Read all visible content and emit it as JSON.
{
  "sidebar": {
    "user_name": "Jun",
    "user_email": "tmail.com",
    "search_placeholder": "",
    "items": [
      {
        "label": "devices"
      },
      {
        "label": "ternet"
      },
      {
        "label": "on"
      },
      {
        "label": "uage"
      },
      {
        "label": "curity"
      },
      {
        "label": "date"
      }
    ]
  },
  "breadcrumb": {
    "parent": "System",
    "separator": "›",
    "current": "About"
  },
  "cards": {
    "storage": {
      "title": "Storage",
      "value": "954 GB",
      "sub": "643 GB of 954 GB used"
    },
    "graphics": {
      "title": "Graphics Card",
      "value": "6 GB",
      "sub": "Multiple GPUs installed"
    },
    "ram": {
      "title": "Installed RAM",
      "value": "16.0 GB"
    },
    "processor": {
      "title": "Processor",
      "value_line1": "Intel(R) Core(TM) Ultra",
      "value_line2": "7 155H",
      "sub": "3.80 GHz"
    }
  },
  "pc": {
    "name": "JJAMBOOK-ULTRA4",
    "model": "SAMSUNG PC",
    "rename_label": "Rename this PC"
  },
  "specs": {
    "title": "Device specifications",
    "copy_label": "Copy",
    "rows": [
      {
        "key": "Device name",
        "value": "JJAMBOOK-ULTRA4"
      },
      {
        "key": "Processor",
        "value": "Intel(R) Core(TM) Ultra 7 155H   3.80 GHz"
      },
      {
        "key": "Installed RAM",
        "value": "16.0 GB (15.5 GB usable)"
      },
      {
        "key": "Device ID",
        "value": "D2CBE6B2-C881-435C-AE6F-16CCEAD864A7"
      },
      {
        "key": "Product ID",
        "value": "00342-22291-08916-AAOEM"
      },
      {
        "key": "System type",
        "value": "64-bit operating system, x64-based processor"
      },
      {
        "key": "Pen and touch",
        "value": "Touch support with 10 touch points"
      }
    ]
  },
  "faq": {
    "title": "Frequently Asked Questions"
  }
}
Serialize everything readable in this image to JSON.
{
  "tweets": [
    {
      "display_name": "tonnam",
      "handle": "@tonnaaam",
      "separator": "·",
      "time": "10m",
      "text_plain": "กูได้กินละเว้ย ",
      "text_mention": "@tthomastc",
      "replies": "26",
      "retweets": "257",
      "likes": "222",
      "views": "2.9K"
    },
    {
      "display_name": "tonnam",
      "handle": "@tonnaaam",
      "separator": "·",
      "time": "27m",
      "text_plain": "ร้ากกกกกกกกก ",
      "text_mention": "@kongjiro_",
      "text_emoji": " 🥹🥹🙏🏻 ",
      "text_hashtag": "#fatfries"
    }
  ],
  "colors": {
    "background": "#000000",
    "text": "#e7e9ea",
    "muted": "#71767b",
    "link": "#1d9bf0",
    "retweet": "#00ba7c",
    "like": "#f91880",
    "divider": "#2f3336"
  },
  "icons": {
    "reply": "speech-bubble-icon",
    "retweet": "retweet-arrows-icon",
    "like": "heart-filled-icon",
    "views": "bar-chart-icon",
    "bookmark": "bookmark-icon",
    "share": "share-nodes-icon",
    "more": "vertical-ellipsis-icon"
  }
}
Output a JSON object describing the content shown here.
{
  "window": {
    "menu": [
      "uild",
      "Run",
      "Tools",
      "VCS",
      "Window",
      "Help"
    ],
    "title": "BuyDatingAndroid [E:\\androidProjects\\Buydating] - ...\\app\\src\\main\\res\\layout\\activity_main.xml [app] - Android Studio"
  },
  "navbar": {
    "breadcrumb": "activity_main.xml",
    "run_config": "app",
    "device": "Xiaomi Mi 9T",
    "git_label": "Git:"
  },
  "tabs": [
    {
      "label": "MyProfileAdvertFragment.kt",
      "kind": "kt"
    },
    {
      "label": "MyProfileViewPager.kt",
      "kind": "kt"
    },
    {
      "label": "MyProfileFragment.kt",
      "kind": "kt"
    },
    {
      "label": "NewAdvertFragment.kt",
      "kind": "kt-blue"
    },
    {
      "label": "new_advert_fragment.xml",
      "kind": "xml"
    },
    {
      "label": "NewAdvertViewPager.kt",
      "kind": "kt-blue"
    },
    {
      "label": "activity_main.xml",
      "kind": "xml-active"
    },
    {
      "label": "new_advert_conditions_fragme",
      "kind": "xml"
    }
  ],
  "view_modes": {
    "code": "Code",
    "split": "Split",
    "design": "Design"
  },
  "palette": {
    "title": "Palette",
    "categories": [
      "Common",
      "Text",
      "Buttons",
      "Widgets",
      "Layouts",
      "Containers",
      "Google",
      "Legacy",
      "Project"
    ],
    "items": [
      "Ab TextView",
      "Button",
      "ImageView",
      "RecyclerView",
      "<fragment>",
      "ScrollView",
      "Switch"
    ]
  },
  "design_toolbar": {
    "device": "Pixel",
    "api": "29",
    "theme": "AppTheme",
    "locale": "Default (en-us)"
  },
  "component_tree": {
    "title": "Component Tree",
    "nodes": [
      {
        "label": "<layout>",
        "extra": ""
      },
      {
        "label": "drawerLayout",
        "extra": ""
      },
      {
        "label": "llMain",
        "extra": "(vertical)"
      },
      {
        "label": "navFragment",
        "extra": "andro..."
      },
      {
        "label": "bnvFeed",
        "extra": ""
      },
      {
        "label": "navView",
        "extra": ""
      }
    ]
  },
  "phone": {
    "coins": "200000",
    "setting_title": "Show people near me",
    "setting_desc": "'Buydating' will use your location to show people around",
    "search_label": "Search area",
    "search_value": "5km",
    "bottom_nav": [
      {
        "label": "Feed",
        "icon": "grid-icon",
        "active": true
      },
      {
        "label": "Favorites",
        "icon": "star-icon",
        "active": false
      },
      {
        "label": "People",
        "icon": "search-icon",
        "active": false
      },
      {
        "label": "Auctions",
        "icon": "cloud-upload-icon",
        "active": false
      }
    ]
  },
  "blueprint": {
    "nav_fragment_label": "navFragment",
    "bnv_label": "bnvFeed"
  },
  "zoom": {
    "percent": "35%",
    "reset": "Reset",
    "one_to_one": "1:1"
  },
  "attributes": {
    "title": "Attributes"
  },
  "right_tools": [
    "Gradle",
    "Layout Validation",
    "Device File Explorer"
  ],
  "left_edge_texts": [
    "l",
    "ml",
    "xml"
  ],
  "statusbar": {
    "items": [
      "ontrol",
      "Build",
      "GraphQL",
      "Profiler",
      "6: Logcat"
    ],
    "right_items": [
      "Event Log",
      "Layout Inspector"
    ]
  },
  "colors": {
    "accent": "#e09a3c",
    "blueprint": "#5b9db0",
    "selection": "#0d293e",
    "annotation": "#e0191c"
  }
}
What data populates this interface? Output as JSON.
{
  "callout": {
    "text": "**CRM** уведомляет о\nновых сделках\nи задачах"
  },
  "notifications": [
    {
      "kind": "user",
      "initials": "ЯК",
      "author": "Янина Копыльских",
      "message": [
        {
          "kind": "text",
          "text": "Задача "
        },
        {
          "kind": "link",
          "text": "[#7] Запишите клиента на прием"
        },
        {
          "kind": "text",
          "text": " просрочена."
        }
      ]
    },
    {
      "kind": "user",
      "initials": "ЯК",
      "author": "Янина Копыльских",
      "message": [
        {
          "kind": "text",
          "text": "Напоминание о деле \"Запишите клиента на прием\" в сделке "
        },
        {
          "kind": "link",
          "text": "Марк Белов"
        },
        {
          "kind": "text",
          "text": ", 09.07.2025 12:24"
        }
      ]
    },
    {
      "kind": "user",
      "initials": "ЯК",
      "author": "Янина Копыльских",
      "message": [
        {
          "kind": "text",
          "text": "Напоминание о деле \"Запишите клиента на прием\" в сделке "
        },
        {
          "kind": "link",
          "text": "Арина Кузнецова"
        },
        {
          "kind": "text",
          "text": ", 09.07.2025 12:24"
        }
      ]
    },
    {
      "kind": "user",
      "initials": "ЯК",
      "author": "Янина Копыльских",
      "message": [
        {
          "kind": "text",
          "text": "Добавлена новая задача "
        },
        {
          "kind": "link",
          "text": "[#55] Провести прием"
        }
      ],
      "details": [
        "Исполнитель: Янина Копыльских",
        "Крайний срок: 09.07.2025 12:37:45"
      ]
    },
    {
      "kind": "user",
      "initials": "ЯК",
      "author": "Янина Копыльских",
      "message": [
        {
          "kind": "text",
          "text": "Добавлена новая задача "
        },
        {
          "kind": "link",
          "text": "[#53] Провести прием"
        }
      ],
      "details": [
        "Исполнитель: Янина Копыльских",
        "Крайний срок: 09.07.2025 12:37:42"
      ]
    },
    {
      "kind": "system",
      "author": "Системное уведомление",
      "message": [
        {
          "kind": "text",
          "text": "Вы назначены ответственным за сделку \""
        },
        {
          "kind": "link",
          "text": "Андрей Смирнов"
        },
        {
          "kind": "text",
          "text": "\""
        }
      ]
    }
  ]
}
• • • • •
Requirements >> Copy each line of the listing that includes "Крайний".

Expected answer >>
        "Крайний срок: 09.07.2025 12:37:45"
        "Крайний срок: 09.07.2025 12:37:42"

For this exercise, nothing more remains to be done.